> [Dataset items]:
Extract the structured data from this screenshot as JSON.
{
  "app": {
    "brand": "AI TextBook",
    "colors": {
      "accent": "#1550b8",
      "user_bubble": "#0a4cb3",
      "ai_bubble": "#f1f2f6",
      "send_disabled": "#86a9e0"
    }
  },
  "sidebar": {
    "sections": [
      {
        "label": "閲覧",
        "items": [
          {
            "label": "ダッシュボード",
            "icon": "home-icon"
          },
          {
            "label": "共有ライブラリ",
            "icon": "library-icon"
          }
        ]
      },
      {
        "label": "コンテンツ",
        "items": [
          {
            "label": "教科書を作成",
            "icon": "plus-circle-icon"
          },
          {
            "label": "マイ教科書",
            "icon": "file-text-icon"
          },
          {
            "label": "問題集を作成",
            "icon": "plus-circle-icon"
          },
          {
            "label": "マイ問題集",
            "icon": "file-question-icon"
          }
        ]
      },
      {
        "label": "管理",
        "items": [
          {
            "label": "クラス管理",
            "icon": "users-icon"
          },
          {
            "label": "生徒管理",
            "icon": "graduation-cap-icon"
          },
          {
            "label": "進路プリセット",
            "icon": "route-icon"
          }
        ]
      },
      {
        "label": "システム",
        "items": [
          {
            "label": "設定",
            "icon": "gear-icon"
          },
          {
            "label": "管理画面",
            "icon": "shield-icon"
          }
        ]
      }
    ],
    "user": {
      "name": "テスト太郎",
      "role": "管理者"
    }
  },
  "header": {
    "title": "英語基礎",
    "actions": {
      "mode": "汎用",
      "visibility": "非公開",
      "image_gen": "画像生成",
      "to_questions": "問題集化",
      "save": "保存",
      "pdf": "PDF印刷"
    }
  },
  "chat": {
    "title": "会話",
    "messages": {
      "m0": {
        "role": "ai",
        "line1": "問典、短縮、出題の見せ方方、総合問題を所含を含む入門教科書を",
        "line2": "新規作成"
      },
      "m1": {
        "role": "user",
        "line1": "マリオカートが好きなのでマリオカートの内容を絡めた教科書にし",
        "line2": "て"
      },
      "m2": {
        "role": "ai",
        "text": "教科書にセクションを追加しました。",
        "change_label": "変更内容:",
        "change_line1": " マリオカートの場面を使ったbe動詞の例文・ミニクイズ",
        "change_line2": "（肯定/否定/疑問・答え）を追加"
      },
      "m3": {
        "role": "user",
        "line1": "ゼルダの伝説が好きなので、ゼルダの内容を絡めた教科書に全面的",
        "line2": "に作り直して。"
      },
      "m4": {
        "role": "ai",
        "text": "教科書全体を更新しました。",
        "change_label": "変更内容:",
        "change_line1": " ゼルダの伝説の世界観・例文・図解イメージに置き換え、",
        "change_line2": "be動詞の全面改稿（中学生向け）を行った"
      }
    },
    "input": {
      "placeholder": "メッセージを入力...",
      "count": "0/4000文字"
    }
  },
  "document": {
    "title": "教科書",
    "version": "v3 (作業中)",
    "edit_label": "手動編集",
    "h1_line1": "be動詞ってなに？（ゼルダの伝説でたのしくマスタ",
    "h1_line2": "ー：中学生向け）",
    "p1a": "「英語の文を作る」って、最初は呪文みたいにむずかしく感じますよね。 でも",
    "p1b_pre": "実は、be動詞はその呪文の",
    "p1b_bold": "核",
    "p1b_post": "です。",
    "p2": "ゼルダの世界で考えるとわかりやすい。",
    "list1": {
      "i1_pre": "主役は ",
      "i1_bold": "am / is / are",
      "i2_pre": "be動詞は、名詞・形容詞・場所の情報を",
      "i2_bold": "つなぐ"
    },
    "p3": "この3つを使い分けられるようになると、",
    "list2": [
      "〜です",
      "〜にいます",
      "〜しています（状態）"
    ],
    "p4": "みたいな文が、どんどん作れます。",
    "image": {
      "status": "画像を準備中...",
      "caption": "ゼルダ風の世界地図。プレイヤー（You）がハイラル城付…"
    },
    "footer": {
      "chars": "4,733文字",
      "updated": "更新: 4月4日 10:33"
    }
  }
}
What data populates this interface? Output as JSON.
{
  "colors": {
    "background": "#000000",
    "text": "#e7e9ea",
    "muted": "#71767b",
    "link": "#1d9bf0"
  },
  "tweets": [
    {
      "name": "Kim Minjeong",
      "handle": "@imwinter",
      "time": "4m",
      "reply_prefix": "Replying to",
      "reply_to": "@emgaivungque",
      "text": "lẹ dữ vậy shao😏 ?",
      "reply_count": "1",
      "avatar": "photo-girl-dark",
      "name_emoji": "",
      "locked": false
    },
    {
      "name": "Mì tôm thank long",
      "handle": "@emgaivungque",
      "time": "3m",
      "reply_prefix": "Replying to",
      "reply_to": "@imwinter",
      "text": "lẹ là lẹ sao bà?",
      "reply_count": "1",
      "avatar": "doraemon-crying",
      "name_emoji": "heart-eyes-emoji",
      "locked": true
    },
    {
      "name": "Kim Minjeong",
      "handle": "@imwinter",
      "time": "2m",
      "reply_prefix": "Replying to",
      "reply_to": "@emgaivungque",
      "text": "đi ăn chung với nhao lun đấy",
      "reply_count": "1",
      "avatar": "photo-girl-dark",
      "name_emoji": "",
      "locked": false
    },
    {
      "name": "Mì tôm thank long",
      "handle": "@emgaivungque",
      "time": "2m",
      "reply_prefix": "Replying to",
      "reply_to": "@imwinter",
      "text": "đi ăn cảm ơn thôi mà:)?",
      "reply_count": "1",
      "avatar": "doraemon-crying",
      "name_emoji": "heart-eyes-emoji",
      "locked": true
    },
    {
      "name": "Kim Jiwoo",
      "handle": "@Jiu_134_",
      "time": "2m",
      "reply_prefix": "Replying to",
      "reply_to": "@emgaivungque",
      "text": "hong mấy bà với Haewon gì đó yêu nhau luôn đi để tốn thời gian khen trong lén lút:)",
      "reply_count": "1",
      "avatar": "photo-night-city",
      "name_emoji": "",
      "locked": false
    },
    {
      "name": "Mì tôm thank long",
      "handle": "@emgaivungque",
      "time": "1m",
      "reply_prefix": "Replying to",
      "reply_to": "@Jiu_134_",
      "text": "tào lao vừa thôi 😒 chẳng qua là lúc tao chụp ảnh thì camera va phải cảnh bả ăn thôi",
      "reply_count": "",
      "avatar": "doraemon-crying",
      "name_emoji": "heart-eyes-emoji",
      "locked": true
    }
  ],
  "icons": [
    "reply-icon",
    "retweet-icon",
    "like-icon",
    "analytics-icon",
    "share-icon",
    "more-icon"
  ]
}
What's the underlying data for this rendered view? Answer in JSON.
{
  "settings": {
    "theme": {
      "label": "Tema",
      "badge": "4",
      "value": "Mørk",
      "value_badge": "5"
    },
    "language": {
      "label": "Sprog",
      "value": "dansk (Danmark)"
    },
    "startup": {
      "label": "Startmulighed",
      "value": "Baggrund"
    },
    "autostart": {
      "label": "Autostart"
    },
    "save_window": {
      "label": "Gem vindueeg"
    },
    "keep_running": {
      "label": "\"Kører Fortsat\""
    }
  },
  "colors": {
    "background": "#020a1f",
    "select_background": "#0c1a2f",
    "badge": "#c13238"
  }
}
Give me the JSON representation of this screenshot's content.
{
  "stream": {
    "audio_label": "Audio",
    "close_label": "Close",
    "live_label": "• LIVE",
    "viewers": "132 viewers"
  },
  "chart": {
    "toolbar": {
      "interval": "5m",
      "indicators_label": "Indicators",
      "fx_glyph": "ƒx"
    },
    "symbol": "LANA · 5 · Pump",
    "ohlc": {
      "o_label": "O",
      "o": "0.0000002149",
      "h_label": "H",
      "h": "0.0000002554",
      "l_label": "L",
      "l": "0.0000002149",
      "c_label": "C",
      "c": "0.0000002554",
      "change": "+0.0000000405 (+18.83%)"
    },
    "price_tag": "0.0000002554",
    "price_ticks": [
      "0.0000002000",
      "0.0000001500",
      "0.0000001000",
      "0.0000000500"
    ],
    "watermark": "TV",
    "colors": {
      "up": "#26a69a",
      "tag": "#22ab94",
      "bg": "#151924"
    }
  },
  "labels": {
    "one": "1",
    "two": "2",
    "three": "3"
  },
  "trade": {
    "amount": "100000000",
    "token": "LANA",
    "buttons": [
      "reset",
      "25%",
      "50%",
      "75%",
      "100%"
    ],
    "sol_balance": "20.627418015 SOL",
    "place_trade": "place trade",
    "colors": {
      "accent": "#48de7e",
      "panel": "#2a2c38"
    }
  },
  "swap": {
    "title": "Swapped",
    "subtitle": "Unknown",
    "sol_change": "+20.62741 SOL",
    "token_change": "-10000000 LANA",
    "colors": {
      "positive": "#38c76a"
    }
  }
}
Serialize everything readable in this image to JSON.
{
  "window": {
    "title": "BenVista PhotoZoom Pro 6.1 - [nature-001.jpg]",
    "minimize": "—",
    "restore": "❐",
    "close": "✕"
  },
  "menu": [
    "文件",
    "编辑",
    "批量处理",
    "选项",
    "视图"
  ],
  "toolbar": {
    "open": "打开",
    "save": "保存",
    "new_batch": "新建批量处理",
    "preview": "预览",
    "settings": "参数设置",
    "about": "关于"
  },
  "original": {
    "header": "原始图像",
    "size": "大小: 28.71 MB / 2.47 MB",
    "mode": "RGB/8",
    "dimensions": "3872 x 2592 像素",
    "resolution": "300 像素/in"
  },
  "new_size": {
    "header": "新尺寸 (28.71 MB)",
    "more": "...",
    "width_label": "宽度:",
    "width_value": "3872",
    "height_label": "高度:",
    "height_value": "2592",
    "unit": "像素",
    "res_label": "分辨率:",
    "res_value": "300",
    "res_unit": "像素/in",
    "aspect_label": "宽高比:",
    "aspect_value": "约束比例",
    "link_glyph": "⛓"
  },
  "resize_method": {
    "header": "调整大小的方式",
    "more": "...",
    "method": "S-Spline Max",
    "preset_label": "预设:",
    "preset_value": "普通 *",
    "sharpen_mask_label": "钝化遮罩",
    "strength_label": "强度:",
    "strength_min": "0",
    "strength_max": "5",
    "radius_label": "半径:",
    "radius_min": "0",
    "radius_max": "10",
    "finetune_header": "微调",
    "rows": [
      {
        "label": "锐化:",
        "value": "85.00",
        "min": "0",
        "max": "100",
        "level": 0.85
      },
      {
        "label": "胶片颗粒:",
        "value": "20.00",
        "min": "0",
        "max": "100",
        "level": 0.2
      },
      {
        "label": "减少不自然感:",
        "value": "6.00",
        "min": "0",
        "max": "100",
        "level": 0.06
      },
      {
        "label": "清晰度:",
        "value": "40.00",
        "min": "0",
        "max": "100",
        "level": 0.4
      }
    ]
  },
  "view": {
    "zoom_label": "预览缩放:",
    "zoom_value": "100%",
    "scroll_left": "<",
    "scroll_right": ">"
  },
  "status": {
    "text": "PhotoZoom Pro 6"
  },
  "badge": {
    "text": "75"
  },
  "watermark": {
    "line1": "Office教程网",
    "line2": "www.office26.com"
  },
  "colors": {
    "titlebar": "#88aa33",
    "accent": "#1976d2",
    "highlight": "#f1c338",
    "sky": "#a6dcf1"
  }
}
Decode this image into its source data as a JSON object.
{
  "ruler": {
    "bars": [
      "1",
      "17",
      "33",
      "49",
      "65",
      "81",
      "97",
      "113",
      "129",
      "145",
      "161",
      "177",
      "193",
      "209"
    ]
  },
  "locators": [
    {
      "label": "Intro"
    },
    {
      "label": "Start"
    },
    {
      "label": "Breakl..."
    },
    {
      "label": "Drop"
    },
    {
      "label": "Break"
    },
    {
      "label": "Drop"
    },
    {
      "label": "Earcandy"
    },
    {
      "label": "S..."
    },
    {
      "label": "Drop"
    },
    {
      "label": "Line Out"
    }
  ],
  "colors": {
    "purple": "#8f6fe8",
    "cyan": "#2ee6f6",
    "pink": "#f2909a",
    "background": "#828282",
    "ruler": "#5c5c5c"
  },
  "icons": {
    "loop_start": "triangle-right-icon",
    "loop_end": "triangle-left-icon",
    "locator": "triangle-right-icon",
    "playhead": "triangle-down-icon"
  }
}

> [Given instruction]: Return the line that contains "Decode this image" along with every line after it through the end of the entries, exactly, adding nothing.

> [Solution to this task]:
Decode this image into its source data as a JSON object.
{
  "ruler": {
    "bars": [
      "1",
      "17",
      "33",
      "49",
      "65",
      "81",
      "97",
      "113",
      "129",
      "145",
      "161",
      "177",
      "193",
      "209"
    ]
  },
  "locators": [
    {
      "label": "Intro"
    },
    {
      "label": "Start"
    },
    {
      "label": "Breakl..."
    },
    {
      "label": "Drop"
    },
    {
      "label": "Break"
    },
    {
      "label": "Drop"
    },
    {
      "label": "Earcandy"
    },
    {
      "label": "S..."
    },
    {
      "label": "Drop"
    },
    {
      "label": "Line Out"
    }
  ],
  "colors": {
    "purple": "#8f6fe8",
    "cyan": "#2ee6f6",
    "pink": "#f2909a",
    "background": "#828282",
    "ruler": "#5c5c5c"
  },
  "icons": {
    "loop_start": "triangle-right-icon",
    "loop_end": "triangle-left-icon",
    "locator": "triangle-right-icon",
    "playhead": "triangle-down-icon"
  }
}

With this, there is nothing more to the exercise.